## What is needed
From the listing below, extract every line containing "PERSONAL".

* BEGIN Data records *

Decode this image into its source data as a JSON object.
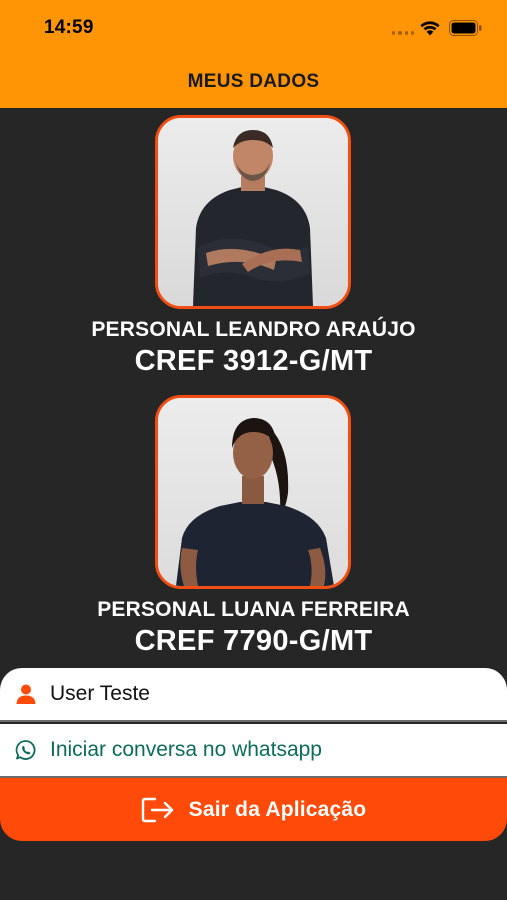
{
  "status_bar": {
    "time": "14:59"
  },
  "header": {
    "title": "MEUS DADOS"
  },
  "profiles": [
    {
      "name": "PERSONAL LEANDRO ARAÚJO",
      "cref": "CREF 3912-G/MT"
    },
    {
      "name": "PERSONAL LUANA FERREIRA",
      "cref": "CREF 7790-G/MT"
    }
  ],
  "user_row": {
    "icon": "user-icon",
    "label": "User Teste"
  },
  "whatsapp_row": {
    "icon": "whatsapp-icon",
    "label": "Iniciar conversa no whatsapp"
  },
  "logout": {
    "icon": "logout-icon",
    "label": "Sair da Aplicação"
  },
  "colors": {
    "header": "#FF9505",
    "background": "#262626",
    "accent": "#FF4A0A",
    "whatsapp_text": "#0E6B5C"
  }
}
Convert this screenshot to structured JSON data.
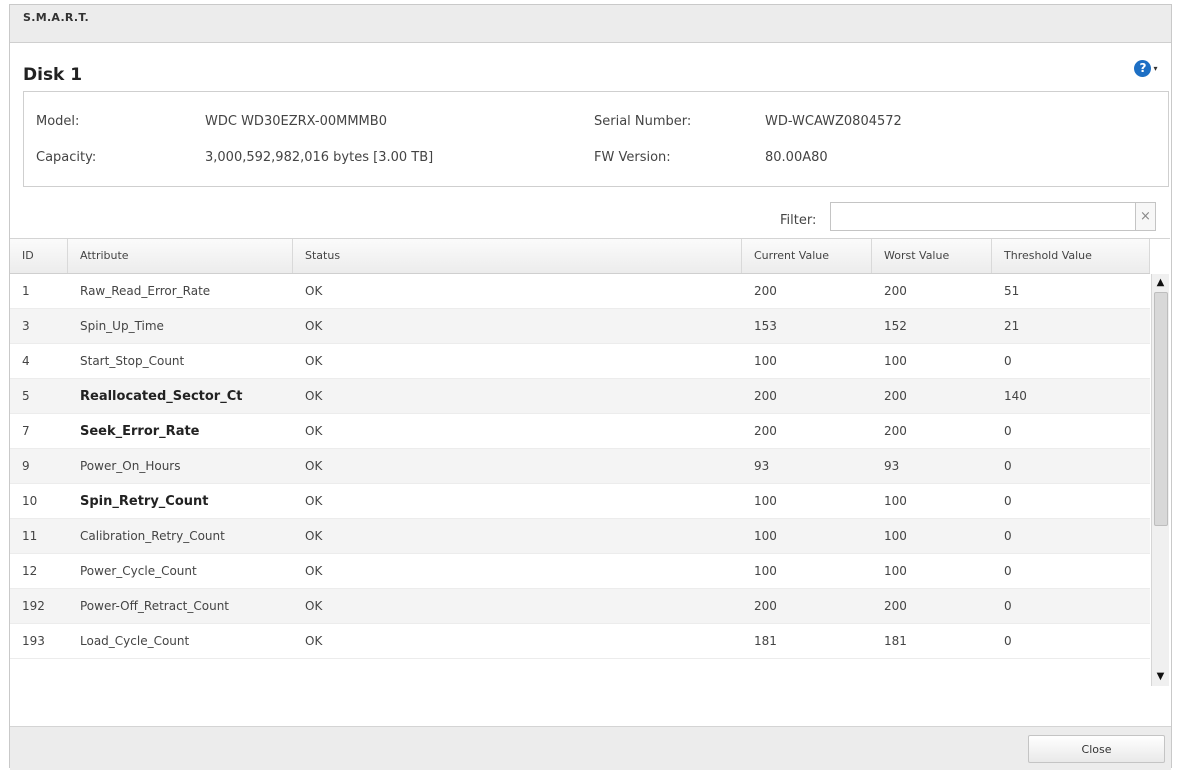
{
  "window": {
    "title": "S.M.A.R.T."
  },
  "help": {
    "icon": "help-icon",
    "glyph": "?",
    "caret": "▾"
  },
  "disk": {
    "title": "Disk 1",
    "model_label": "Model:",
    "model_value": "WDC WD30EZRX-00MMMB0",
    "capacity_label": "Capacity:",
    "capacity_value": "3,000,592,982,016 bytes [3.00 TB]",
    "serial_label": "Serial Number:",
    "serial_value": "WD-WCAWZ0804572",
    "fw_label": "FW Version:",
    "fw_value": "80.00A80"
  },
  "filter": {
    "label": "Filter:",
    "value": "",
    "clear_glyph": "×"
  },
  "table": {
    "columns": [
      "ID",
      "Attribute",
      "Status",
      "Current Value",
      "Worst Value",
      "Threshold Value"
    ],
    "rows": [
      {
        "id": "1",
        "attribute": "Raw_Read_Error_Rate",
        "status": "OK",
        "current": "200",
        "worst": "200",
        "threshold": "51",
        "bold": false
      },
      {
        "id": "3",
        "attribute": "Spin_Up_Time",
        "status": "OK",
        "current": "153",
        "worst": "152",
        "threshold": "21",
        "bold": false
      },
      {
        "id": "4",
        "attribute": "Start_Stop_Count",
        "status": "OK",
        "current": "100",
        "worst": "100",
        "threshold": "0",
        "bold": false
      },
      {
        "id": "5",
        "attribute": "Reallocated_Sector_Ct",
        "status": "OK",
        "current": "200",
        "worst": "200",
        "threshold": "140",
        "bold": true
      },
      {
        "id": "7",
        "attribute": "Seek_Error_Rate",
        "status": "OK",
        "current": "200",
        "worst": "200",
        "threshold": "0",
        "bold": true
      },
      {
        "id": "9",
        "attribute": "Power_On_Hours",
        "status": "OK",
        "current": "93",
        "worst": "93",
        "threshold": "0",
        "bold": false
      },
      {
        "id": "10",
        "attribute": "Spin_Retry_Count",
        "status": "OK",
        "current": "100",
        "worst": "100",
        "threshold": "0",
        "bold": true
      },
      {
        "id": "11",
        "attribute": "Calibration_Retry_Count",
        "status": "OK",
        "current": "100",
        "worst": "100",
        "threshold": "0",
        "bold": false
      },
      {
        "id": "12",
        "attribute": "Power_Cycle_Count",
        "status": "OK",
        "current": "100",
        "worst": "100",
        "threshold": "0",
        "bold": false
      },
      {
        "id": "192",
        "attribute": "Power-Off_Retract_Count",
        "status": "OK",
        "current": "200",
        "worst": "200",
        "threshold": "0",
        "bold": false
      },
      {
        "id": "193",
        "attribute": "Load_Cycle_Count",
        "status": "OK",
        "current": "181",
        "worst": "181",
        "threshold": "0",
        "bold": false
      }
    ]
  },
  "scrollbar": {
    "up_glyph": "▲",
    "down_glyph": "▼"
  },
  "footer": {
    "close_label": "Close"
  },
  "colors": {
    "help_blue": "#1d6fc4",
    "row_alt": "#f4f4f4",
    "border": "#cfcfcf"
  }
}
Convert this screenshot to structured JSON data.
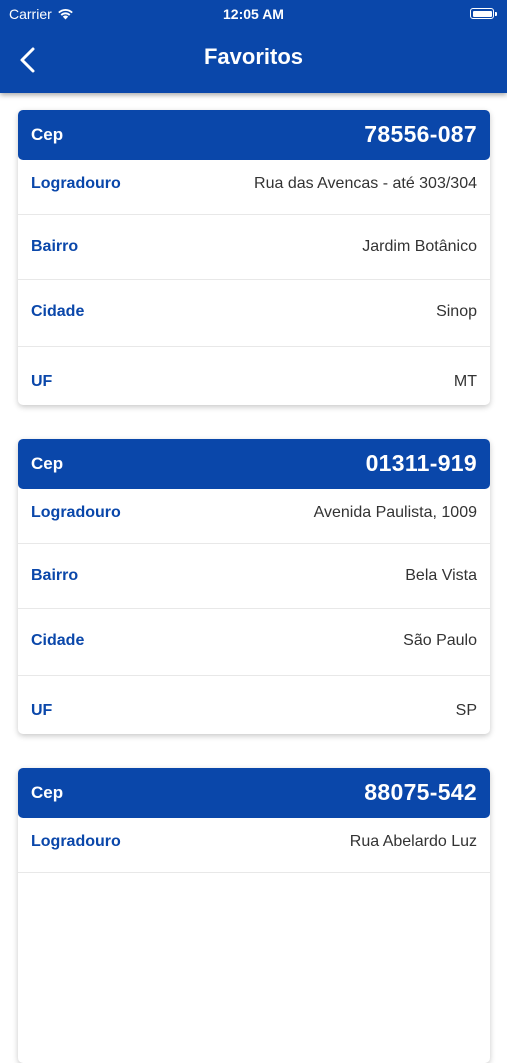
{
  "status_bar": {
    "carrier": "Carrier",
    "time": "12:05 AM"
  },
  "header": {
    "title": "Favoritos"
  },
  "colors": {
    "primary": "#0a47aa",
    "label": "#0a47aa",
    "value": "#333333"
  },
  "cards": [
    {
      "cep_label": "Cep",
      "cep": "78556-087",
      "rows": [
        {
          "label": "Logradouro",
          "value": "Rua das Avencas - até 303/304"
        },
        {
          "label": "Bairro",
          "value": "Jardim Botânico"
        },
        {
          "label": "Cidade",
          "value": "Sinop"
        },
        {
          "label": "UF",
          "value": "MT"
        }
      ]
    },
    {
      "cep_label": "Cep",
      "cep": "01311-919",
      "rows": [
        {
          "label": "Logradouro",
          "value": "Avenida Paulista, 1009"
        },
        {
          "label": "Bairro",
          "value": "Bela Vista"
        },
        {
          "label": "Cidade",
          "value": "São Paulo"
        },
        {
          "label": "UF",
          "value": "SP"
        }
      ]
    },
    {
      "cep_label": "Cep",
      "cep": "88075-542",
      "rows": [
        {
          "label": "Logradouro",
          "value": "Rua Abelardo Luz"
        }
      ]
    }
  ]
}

* END Data records *
* BEGIN Data records *

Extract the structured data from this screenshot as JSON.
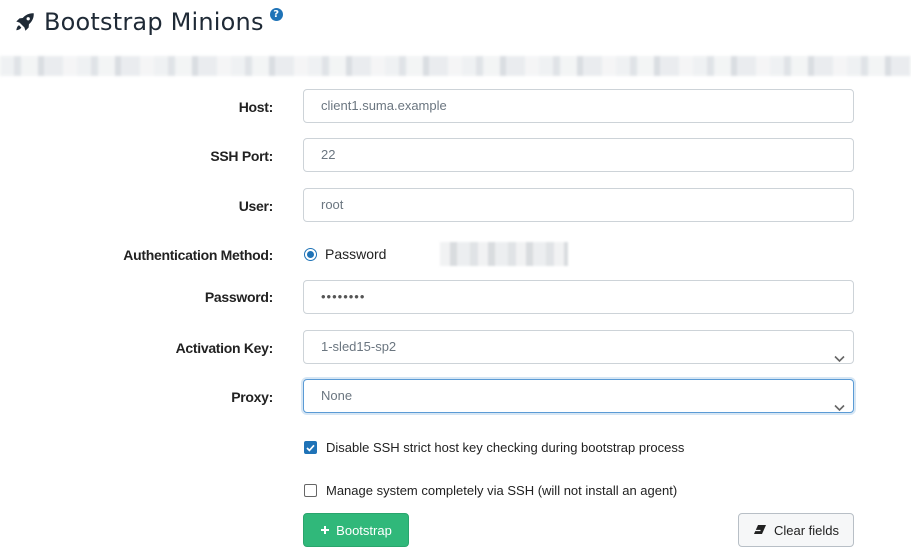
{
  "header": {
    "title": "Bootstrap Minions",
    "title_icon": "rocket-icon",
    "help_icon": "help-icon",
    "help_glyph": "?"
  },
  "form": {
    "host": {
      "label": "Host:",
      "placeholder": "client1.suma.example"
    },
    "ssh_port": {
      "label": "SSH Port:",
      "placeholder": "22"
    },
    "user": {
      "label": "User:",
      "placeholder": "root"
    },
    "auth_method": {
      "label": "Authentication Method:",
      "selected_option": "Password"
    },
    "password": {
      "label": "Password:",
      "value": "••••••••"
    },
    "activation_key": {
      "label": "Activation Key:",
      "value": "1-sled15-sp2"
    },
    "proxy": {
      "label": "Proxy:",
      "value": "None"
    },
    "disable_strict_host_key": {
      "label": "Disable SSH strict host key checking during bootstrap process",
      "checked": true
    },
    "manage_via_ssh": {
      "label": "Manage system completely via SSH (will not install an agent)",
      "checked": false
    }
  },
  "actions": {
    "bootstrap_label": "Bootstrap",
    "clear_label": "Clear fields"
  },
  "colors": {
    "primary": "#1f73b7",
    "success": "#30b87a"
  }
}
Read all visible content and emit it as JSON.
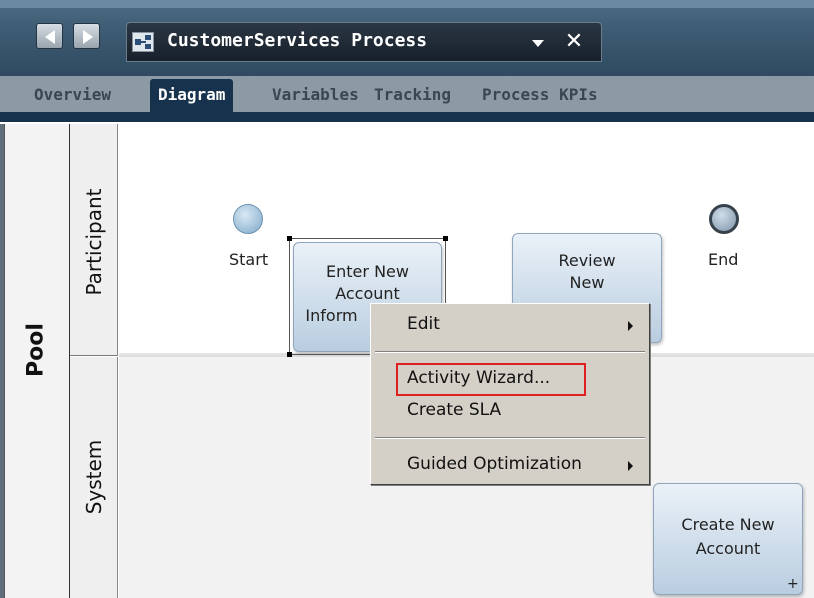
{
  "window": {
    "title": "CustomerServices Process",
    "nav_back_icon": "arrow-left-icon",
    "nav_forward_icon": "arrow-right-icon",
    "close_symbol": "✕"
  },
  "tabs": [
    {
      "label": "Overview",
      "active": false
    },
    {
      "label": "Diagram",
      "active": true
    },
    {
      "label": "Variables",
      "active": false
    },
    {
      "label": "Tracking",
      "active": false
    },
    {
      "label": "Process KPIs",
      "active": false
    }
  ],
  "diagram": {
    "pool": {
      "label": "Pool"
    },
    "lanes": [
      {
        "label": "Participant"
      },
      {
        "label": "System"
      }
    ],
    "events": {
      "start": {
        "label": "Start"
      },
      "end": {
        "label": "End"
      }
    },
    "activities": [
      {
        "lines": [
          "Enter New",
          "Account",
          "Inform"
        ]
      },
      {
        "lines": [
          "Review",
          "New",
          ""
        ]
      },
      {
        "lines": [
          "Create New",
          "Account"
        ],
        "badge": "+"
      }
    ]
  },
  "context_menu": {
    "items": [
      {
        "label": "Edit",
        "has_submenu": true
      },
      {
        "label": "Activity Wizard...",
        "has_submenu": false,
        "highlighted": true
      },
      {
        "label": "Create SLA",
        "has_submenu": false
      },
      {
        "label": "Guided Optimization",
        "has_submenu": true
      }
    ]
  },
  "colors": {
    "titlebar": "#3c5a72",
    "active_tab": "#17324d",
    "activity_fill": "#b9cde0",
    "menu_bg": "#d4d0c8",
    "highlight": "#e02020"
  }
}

* END Data records *
* BEGIN Data records *

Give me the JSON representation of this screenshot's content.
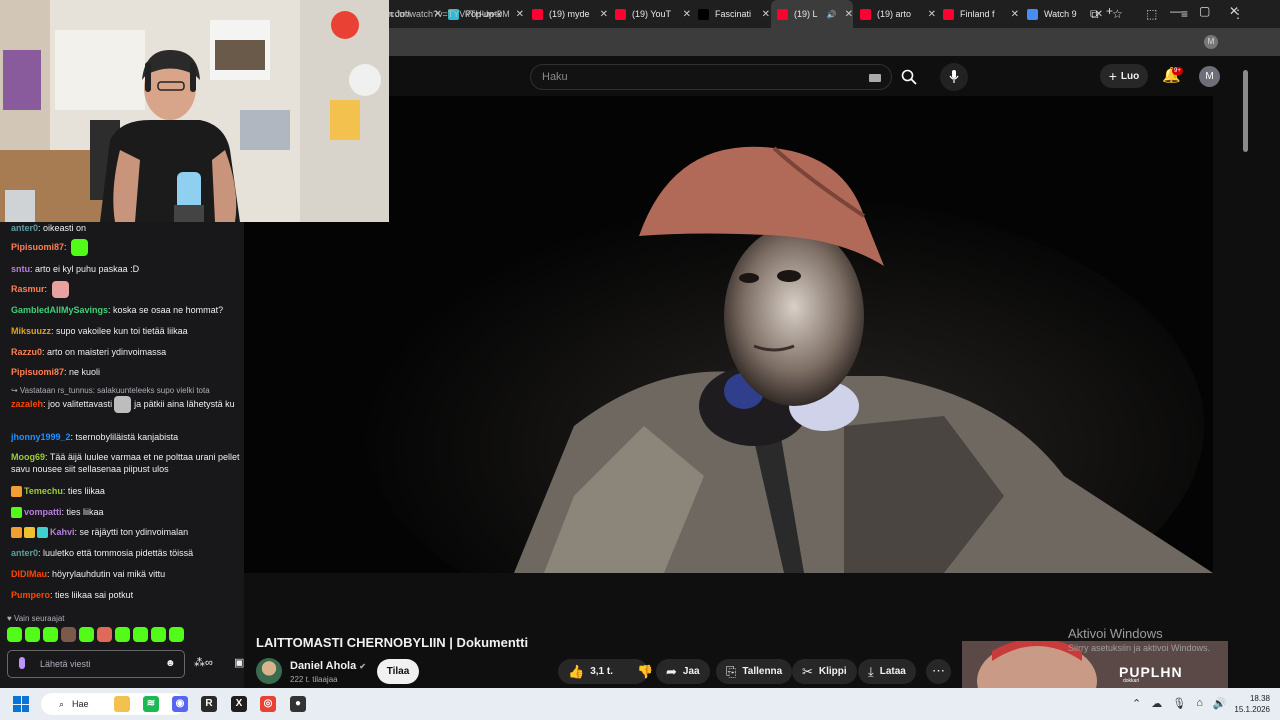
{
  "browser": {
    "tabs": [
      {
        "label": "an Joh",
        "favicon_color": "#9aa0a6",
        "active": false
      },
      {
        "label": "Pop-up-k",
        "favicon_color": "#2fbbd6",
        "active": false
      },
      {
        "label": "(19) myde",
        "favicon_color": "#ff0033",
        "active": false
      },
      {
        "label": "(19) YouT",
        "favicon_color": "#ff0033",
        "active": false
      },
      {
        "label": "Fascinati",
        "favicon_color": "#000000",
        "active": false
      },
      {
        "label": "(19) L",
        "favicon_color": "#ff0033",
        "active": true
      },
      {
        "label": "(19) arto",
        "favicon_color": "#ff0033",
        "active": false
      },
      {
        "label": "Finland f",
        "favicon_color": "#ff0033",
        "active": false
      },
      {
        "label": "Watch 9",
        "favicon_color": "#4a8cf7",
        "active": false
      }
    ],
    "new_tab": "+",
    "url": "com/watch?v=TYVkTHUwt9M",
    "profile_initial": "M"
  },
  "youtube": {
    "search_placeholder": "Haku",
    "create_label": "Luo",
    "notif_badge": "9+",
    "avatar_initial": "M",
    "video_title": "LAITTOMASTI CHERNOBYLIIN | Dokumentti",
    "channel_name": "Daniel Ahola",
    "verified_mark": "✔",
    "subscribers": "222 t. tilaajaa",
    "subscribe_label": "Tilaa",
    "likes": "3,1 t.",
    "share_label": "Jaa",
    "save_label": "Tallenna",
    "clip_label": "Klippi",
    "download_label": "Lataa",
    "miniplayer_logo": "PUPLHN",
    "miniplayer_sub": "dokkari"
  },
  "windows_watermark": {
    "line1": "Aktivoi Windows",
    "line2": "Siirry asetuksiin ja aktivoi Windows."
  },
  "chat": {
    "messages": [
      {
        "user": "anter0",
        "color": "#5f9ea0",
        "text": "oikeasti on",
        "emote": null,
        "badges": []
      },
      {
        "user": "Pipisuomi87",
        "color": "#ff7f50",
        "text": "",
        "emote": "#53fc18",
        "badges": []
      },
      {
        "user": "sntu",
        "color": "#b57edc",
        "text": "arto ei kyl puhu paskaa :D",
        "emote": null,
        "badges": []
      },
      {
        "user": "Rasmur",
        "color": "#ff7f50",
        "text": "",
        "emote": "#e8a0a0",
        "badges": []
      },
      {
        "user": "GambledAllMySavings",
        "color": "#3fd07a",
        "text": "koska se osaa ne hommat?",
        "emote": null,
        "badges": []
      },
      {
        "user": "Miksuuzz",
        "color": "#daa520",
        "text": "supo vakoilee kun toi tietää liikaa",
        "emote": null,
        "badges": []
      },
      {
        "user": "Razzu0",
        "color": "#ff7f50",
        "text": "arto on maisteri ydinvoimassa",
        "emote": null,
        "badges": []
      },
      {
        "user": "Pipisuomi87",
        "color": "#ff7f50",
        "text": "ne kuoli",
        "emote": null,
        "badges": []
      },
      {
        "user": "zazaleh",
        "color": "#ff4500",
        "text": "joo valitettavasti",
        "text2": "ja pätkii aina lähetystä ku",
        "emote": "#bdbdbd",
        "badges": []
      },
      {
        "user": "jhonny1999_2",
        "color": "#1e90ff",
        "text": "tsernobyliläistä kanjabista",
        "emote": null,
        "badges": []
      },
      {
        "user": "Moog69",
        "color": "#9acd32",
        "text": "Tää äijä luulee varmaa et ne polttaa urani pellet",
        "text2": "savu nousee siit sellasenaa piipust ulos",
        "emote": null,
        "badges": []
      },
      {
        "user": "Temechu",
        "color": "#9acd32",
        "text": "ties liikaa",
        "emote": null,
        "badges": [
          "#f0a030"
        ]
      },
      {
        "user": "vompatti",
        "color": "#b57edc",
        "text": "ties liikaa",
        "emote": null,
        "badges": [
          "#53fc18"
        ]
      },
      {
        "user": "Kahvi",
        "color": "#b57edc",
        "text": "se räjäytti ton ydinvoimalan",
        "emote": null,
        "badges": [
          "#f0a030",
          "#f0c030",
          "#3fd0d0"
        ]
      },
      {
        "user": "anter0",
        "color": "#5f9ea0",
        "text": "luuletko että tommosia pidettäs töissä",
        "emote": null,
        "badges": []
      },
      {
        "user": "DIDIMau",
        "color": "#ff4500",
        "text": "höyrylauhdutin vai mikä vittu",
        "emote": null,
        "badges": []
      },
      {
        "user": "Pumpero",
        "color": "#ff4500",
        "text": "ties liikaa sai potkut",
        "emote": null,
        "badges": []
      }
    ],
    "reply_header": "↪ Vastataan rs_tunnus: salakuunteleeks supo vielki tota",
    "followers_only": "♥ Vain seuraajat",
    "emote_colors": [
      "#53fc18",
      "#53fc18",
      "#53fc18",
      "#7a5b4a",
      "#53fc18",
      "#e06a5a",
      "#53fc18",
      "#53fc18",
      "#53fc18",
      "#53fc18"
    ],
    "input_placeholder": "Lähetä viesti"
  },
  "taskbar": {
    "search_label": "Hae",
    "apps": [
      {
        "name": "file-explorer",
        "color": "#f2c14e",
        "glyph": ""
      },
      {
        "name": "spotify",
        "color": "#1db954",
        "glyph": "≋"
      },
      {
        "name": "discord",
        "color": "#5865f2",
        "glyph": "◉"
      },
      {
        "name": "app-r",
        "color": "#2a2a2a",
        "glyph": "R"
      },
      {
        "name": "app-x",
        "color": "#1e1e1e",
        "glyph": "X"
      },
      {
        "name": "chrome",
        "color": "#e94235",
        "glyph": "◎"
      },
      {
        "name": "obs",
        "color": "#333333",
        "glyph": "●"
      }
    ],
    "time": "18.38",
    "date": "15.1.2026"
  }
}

* END Data records *

## Task answer
      "name": "PERSONAL LEANDRO ARAÚJO",
      "name": "PERSONAL LUANA FERREIRA",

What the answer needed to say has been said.